→ **Extract**
* * *

Since shared libraries on most systems do not change often, systems can compute a likely load address for each shared library on the system before it is needed, and store that information in the libraries and executables. If every shared library that is loaded has undergone this process, then each will load at its predetermined address, which speeds up the process of dynamic linking. This optimization is known as prebinding in Mac OS X and prelinking in Linux. Disadvantages of this technique include the time required to precompute these addresses every time the shared libraries change, the inability to use address space layout randomization, and the requirement of sufficient virtual address space for use (a problem that will be alleviated by the adoption of 64-bit architectures, at least for the time being).

Locating libraries at run time

Loaders for shared libraries vary widely in functionality. Some depend on the executable storing explicit paths to the libraries. Any change to the library naming or layout of the file system will cause these systems to fail. More commonly, only the name of the library (and not the path) is stored in the executable, with the operating system supplying a method to find the library on-disk based on some algorithm.

* * *

→ **Material supplied**
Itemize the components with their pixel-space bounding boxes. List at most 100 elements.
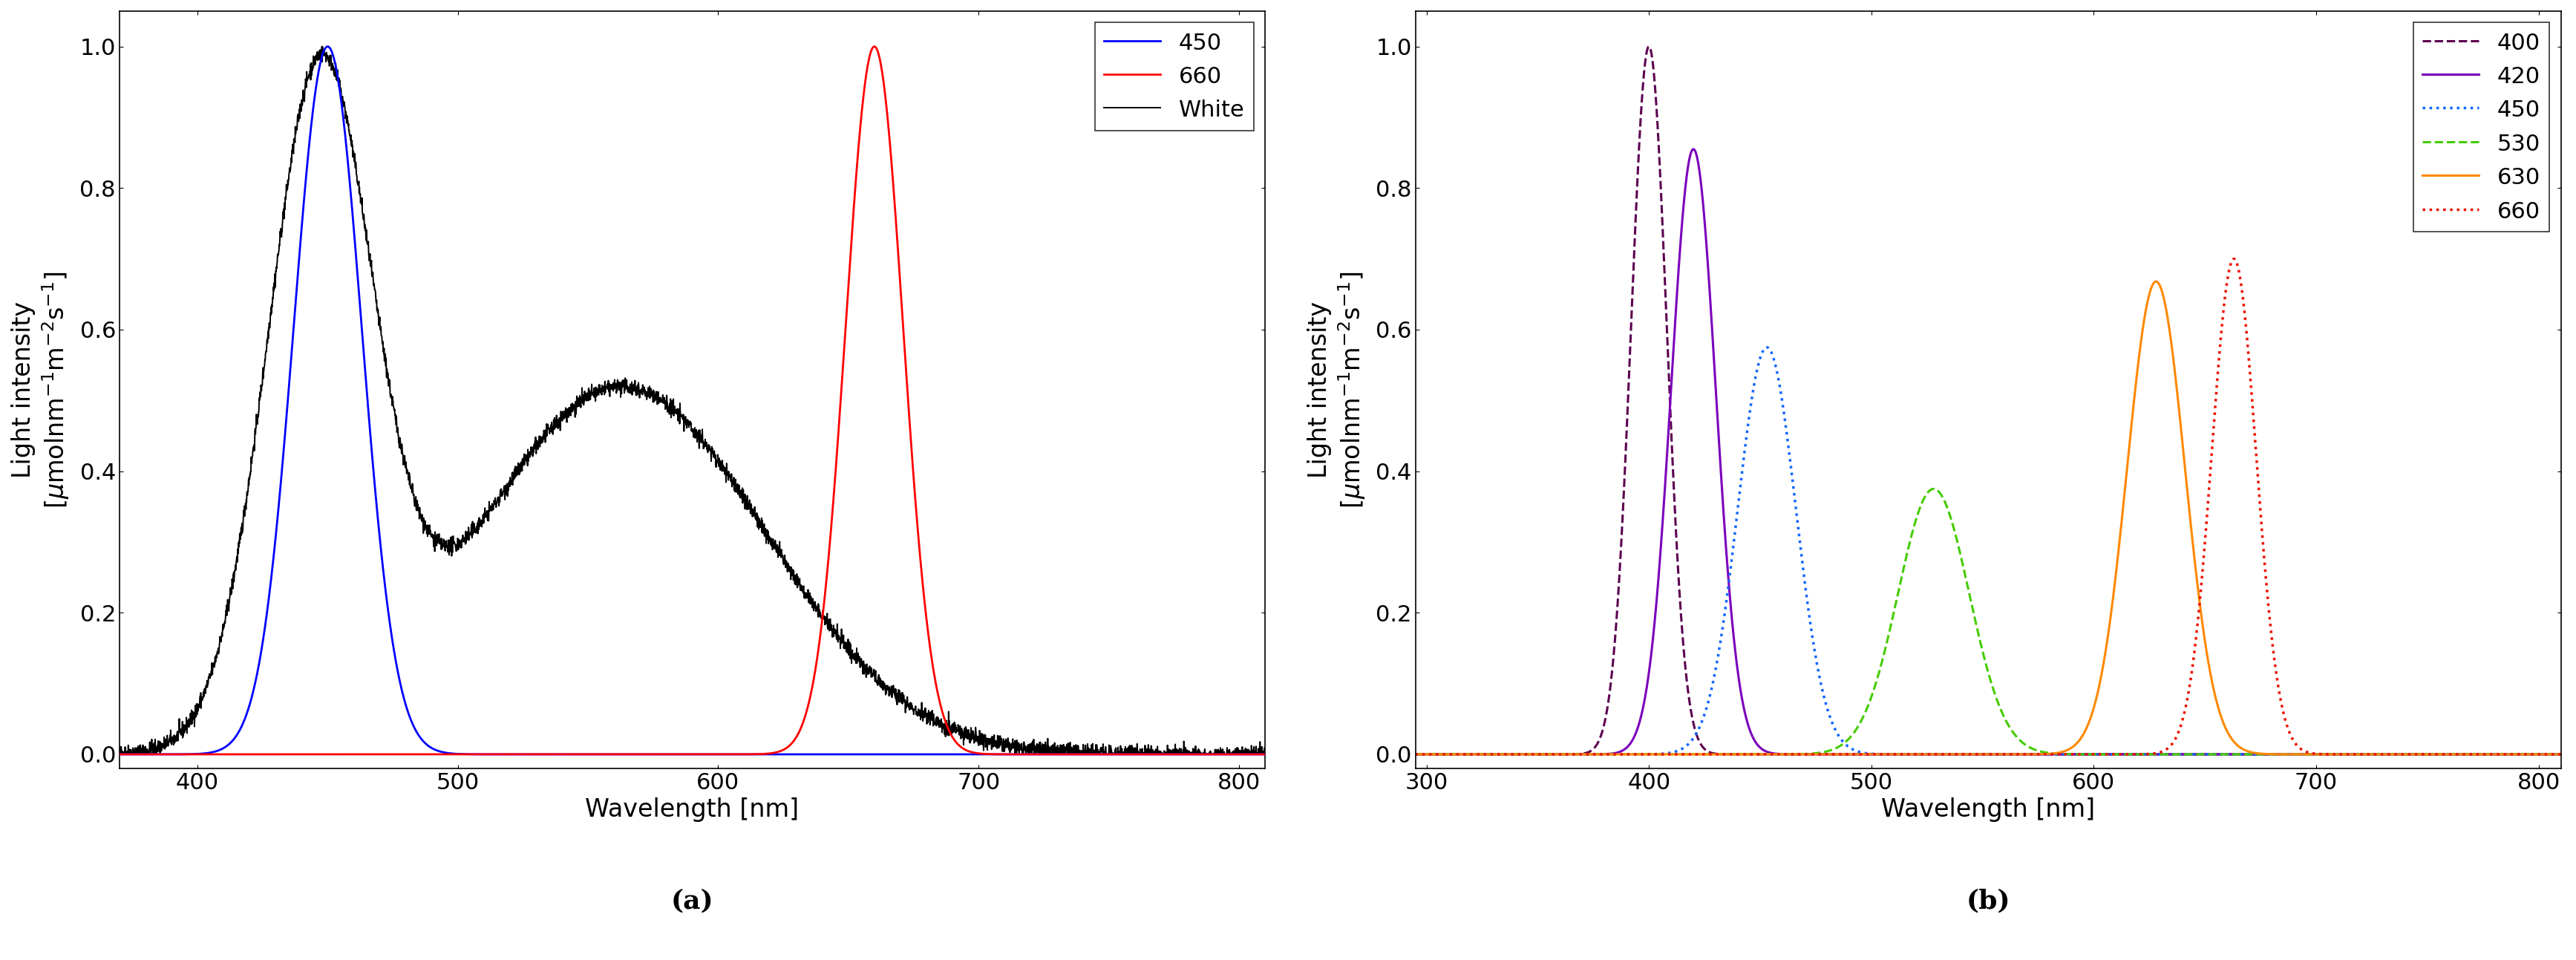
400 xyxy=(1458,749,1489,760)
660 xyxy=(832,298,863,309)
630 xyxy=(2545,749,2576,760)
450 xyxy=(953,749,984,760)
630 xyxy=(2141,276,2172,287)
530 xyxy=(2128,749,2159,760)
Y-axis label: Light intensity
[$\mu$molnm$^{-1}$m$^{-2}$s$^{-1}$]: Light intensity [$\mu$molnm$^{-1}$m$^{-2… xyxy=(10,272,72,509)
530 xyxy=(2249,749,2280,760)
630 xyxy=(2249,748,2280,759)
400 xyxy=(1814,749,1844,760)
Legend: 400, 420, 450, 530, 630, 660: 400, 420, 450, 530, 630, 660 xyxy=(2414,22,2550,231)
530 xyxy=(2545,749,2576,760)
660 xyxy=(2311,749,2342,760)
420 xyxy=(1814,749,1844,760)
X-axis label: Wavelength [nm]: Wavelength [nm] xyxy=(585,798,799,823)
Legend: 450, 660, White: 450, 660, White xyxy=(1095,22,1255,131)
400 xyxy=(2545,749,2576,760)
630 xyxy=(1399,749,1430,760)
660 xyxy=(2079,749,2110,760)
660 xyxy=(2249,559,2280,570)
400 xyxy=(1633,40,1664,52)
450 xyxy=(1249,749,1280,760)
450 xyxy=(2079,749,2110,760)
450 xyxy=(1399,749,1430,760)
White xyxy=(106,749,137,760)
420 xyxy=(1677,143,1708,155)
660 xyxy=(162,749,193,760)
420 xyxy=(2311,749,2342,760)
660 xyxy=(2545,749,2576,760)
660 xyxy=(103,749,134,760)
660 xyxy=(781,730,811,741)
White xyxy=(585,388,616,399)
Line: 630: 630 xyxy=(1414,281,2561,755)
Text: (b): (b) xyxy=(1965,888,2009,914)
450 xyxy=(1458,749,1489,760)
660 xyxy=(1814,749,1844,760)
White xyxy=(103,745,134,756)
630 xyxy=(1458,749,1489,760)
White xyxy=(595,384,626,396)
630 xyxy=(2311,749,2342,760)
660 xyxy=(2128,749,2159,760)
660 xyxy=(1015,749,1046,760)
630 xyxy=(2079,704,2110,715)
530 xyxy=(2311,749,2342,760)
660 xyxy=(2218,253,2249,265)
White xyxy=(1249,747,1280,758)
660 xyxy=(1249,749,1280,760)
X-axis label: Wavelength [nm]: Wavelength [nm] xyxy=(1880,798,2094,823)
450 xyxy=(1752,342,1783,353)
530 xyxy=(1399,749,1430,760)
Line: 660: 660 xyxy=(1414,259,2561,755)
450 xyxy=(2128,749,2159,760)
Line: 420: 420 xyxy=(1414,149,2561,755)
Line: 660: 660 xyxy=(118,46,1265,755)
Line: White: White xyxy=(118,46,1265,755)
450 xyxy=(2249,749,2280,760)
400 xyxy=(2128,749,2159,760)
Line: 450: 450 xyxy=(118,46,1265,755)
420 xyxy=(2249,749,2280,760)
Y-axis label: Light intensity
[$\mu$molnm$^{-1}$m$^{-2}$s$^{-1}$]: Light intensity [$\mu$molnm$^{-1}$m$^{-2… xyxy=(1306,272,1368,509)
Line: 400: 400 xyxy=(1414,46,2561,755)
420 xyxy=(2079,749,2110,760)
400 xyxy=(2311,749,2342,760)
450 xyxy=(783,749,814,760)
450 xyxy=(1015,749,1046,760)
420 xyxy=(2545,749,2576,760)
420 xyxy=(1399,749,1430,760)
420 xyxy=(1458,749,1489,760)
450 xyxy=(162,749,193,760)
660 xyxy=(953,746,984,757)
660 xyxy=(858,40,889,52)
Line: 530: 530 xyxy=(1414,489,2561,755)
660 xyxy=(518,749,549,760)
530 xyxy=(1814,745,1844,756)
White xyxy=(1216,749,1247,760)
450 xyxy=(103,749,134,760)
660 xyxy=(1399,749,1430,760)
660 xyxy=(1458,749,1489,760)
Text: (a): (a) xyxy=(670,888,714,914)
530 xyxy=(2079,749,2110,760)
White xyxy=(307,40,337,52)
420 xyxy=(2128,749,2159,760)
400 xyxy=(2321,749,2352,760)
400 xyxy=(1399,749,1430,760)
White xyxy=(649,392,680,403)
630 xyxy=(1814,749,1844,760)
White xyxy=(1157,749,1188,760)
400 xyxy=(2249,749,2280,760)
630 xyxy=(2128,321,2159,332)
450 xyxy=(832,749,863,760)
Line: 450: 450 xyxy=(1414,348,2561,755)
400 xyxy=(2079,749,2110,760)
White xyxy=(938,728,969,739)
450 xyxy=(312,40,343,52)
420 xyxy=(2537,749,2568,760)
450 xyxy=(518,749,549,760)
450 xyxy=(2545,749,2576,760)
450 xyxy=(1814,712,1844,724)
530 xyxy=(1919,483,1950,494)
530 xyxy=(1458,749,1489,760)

* * *

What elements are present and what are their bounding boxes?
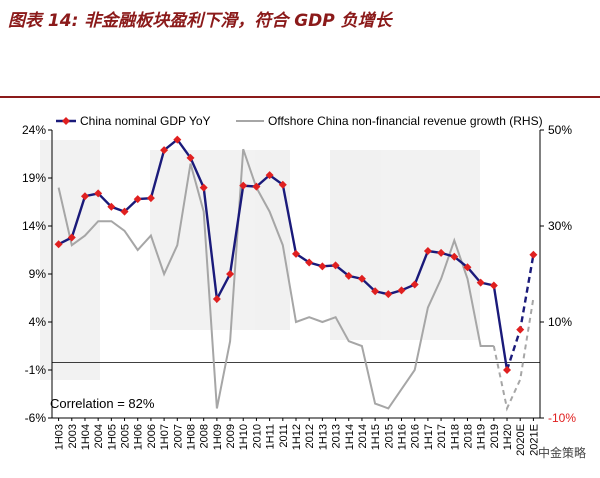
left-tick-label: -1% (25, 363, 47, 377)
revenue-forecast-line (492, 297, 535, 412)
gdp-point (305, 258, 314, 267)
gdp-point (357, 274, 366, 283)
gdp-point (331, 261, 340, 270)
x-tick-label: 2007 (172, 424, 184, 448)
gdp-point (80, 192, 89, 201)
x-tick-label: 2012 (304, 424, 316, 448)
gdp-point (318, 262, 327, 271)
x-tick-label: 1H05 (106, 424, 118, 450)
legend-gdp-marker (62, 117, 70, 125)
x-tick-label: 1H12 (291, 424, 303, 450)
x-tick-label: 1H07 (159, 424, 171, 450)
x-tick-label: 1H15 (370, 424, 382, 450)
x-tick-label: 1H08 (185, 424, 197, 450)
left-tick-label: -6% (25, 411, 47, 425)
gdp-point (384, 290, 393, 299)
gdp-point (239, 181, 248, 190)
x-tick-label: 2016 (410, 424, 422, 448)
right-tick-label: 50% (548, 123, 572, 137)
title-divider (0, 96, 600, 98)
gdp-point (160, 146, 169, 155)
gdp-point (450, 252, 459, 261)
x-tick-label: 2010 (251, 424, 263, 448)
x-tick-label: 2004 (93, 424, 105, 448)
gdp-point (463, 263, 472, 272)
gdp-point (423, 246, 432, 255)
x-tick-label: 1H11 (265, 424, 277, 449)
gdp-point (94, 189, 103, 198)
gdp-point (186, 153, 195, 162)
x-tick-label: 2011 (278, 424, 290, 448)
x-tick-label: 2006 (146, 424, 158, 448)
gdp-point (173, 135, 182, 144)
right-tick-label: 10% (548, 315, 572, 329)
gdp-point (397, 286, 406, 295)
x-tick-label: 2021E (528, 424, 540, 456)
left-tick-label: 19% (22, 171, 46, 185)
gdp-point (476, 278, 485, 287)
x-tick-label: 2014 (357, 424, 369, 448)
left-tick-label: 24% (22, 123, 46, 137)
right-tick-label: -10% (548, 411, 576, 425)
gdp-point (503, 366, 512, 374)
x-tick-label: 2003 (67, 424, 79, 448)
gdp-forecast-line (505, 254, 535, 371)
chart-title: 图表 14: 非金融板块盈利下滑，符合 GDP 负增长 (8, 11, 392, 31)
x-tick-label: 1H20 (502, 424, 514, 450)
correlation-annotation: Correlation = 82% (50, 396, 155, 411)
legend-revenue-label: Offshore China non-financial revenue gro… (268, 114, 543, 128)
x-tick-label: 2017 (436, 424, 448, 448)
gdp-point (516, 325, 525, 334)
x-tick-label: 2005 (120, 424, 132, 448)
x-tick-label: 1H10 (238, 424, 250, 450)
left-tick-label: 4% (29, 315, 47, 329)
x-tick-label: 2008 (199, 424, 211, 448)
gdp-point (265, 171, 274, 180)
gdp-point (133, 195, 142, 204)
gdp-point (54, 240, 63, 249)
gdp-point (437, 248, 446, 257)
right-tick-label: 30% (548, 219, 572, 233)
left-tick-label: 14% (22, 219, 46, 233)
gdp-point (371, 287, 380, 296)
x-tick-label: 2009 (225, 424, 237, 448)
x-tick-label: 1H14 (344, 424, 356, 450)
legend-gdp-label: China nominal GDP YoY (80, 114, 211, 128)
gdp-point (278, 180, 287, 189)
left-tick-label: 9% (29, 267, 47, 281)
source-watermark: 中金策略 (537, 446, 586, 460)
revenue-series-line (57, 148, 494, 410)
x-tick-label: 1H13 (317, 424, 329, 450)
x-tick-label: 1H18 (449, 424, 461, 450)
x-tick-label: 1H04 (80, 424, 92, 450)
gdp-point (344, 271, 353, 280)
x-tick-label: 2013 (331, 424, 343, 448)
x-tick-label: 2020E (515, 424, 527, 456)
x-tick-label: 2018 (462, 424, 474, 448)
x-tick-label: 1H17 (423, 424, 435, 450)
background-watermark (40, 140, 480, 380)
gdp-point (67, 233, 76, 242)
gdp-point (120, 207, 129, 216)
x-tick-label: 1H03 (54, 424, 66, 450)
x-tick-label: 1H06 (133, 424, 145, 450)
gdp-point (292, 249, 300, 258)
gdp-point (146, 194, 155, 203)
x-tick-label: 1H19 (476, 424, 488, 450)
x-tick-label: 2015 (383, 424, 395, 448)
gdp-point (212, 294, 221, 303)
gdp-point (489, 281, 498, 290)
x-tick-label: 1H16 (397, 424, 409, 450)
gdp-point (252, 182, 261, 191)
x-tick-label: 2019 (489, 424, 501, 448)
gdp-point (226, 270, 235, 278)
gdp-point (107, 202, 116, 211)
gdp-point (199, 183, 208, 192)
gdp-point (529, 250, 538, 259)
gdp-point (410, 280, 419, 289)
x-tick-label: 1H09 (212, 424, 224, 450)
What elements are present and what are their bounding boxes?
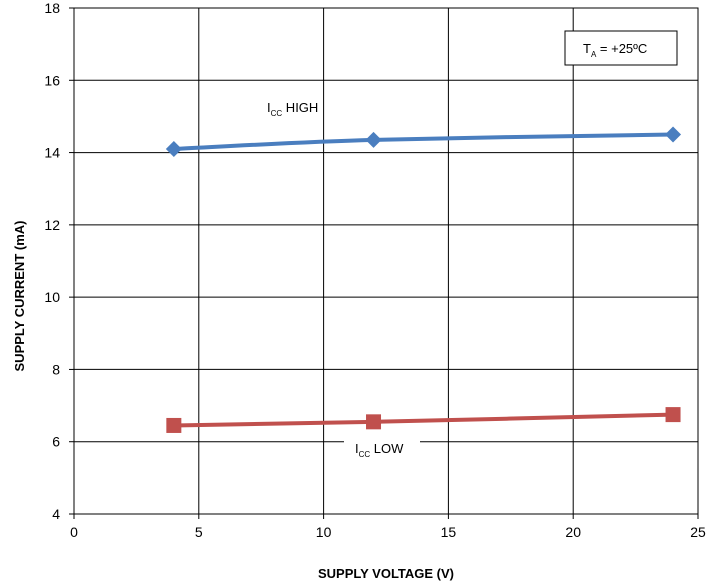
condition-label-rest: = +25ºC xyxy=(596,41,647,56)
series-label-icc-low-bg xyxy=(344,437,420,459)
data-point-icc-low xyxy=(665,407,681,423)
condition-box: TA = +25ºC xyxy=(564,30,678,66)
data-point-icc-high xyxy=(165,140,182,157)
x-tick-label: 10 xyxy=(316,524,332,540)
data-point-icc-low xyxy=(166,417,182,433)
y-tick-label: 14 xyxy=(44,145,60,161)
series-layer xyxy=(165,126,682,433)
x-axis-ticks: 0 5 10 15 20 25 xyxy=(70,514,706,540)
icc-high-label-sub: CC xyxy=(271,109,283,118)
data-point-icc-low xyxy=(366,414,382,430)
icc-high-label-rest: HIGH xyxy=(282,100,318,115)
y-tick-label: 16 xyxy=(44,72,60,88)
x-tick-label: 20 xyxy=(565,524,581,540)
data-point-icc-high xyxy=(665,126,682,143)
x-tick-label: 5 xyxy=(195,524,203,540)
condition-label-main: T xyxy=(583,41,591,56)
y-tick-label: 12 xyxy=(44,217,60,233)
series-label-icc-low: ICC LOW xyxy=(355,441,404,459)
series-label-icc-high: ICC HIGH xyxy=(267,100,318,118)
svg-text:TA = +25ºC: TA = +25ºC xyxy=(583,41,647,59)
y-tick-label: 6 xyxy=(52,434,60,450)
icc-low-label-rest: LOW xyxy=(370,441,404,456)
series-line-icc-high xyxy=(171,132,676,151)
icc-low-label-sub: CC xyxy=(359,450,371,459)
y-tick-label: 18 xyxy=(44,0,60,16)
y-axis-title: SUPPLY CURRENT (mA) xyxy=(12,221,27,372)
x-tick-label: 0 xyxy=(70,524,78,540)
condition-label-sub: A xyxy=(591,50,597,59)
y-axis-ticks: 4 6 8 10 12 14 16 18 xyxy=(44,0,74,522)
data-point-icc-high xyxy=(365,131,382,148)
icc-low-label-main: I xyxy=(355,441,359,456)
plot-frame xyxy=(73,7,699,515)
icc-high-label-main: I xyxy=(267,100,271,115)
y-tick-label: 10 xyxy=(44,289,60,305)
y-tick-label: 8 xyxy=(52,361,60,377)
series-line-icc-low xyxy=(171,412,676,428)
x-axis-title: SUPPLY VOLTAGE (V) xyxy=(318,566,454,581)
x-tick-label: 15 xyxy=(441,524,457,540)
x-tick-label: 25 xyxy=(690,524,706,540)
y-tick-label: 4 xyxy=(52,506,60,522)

* * *

Answer from the shared-library text:
(a) What is the load-address optimization called in Mac OS X, and what is it called in Linux?
(b) What will cause loaders that rely on explicit library paths to fail?
(c) In the more common approach, what does the executable store about each library?

→ **Solution for this task**
(a) Prebinding in Mac OS X and prelinking in Linux.
(b) Any change to the library naming or to the layout of the file system.
(c) Only the library's name, not its path.